# YOUR TASK:
Reproduce every row below verbatim, one per line, with nothing altered.

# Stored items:
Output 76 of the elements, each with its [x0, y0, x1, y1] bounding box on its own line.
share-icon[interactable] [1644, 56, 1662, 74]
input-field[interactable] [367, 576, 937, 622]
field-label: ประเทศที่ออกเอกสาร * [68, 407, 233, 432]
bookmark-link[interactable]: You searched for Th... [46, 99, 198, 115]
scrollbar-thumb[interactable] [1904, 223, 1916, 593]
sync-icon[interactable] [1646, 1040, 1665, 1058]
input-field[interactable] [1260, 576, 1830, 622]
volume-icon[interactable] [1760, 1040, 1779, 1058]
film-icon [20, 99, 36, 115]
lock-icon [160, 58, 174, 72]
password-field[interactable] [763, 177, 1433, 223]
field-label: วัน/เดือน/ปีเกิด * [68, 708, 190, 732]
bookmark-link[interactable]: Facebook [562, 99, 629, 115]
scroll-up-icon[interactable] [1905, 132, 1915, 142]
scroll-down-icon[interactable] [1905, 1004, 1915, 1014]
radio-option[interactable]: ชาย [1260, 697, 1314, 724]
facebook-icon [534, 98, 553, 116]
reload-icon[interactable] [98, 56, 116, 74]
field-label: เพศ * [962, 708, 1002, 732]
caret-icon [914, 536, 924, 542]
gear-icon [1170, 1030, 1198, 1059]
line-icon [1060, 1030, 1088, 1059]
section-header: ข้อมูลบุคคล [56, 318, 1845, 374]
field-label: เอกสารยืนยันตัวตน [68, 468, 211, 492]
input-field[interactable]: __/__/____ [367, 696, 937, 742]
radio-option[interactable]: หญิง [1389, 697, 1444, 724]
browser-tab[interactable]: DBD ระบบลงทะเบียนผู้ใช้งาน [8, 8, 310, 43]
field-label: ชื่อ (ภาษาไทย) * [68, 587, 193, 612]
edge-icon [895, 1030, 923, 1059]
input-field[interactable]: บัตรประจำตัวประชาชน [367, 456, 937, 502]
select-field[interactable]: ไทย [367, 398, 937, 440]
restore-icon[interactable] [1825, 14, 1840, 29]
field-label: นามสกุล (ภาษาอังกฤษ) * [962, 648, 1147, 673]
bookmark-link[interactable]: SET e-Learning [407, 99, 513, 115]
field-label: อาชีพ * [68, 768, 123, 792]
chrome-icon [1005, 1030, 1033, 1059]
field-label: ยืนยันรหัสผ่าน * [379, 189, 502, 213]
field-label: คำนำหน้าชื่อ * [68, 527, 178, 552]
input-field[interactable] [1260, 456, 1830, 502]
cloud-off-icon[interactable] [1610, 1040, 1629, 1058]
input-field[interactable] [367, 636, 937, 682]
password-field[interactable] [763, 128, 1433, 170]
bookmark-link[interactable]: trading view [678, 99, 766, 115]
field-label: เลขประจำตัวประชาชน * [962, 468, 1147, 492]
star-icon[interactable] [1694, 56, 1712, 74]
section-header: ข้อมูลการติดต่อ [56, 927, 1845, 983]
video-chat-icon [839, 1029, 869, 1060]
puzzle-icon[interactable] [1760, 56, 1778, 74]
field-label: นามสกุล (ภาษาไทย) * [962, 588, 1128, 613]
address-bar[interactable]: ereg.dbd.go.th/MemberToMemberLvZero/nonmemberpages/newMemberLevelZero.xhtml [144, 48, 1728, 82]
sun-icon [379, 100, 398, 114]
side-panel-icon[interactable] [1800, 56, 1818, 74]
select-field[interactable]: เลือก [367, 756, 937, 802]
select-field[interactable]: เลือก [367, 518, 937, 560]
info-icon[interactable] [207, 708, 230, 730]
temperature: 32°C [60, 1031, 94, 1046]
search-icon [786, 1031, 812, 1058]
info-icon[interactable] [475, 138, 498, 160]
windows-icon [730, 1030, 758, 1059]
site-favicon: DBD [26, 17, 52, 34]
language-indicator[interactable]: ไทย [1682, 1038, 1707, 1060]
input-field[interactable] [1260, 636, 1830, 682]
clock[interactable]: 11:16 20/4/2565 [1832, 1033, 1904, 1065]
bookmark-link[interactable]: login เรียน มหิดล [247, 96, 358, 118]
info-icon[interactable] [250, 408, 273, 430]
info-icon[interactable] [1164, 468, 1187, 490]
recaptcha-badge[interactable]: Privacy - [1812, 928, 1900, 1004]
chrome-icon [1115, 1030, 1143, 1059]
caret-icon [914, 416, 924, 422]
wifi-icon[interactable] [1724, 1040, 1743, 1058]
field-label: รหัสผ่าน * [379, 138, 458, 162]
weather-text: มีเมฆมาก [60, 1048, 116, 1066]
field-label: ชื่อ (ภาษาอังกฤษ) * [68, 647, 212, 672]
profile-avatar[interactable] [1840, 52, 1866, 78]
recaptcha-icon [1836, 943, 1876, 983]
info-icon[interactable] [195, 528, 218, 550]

# EXERCISE ANSWER:
Output 76 of the elements, each with its [x0, y0, x1, y1] bounding box on its own line.
share-icon[interactable] [1644, 56, 1662, 74]
input-field[interactable] [367, 576, 937, 622]
field-label: ประเทศที่ออกเอกสาร * [68, 407, 233, 432]
bookmark-link[interactable]: You searched for Th... [46, 99, 198, 115]
scrollbar-thumb[interactable] [1904, 223, 1916, 593]
sync-icon[interactable] [1646, 1040, 1665, 1058]
input-field[interactable] [1260, 576, 1830, 622]
volume-icon[interactable] [1760, 1040, 1779, 1058]
film-icon [20, 99, 36, 115]
lock-icon [160, 58, 174, 72]
password-field[interactable] [763, 177, 1433, 223]
field-label: วัน/เดือน/ปีเกิด * [68, 708, 190, 732]
bookmark-link[interactable]: Facebook [562, 99, 629, 115]
scroll-up-icon[interactable] [1905, 132, 1915, 142]
scroll-down-icon[interactable] [1905, 1004, 1915, 1014]
radio-option[interactable]: ชาย [1260, 697, 1314, 724]
facebook-icon [534, 98, 553, 116]
reload-icon[interactable] [98, 56, 116, 74]
field-label: เพศ * [962, 708, 1002, 732]
caret-icon [914, 536, 924, 542]
gear-icon [1170, 1030, 1198, 1059]
line-icon [1060, 1030, 1088, 1059]
section-header: ข้อมูลบุคคล [56, 318, 1845, 374]
field-label: เอกสารยืนยันตัวตน [68, 468, 211, 492]
input-field[interactable]: __/__/____ [367, 696, 937, 742]
radio-option[interactable]: หญิง [1389, 697, 1444, 724]
browser-tab[interactable]: DBD ระบบลงทะเบียนผู้ใช้งาน [8, 8, 310, 43]
field-label: ชื่อ (ภาษาไทย) * [68, 587, 193, 612]
edge-icon [895, 1030, 923, 1059]
input-field[interactable]: บัตรประจำตัวประชาชน [367, 456, 937, 502]
select-field[interactable]: ไทย [367, 398, 937, 440]
restore-icon[interactable] [1825, 14, 1840, 29]
field-label: นามสกุล (ภาษาอังกฤษ) * [962, 648, 1147, 673]
bookmark-link[interactable]: SET e-Learning [407, 99, 513, 115]
field-label: อาชีพ * [68, 768, 123, 792]
chrome-icon [1005, 1030, 1033, 1059]
field-label: ยืนยันรหัสผ่าน * [379, 189, 502, 213]
field-label: คำนำหน้าชื่อ * [68, 527, 178, 552]
input-field[interactable] [1260, 456, 1830, 502]
cloud-off-icon[interactable] [1610, 1040, 1629, 1058]
input-field[interactable] [367, 636, 937, 682]
password-field[interactable] [763, 128, 1433, 170]
bookmark-link[interactable]: trading view [678, 99, 766, 115]
field-label: เลขประจำตัวประชาชน * [962, 468, 1147, 492]
star-icon[interactable] [1694, 56, 1712, 74]
section-header: ข้อมูลการติดต่อ [56, 927, 1845, 983]
video-chat-icon [839, 1029, 869, 1060]
puzzle-icon[interactable] [1760, 56, 1778, 74]
field-label: นามสกุล (ภาษาไทย) * [962, 588, 1128, 613]
address-bar[interactable]: ereg.dbd.go.th/MemberToMemberLvZero/nonmemberpages/newMemberLevelZero.xhtml [144, 48, 1728, 82]
sun-icon [379, 100, 398, 114]
side-panel-icon[interactable] [1800, 56, 1818, 74]
select-field[interactable]: เลือก [367, 756, 937, 802]
select-field[interactable]: เลือก [367, 518, 937, 560]
info-icon[interactable] [207, 708, 230, 730]
temperature: 32°C [60, 1031, 94, 1046]
search-icon [786, 1031, 812, 1058]
info-icon[interactable] [475, 138, 498, 160]
windows-icon [730, 1030, 758, 1059]
site-favicon: DBD [26, 17, 52, 34]
language-indicator[interactable]: ไทย [1682, 1038, 1707, 1060]
input-field[interactable] [1260, 636, 1830, 682]
clock[interactable]: 11:16 20/4/2565 [1832, 1033, 1904, 1065]
bookmark-link[interactable]: login เรียน มหิดล [247, 96, 358, 118]
info-icon[interactable] [250, 408, 273, 430]
info-icon[interactable] [1164, 468, 1187, 490]
recaptcha-badge[interactable]: Privacy - [1812, 928, 1900, 1004]
chrome-icon [1115, 1030, 1143, 1059]
caret-icon [914, 416, 924, 422]
wifi-icon[interactable] [1724, 1040, 1743, 1058]
field-label: รหัสผ่าน * [379, 138, 458, 162]
weather-text: มีเมฆมาก [60, 1048, 116, 1066]
field-label: ชื่อ (ภาษาอังกฤษ) * [68, 647, 212, 672]
profile-avatar[interactable] [1840, 52, 1866, 78]
recaptcha-icon [1836, 943, 1876, 983]
info-icon[interactable] [195, 528, 218, 550]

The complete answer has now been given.